## Brief
Search the listing below for "rear". Copy each matching line.

## Records for this exercise
· · ·

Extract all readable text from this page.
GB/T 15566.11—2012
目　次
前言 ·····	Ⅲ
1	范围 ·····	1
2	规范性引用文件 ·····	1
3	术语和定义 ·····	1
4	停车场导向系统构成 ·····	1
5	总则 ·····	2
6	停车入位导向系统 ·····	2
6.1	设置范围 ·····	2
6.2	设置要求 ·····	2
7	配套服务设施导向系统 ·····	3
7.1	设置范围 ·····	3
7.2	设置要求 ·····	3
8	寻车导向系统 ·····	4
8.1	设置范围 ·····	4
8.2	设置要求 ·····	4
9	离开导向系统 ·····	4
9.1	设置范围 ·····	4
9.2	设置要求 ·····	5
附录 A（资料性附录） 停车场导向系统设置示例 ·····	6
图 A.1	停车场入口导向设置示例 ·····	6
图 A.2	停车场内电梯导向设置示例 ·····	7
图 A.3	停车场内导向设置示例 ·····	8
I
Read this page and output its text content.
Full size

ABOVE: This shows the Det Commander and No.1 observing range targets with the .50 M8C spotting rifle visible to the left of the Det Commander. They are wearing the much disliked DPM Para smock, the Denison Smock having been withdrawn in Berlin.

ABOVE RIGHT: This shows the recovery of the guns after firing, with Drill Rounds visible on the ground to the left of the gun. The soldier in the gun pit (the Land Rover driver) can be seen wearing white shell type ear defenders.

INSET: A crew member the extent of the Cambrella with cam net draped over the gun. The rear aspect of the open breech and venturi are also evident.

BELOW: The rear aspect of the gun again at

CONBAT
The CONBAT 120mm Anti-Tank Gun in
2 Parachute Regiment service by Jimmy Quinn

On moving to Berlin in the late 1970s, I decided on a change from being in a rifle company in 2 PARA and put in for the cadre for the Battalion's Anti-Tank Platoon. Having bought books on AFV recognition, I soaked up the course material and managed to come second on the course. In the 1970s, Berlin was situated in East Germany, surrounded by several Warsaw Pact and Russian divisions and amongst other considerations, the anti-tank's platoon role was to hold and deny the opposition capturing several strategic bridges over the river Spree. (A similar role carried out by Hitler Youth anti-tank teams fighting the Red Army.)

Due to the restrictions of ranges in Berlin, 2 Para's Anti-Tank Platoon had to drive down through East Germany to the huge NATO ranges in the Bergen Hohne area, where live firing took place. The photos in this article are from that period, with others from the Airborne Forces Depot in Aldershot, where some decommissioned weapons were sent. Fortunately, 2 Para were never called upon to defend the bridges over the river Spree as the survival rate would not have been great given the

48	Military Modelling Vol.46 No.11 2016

· · ·

## Solution to this task
INSET: A crew member the extent of the Cambrella with cam net draped over the gun. The rear aspect of the open breech and venturi are also evident.
BELOW: The rear aspect of the gun again at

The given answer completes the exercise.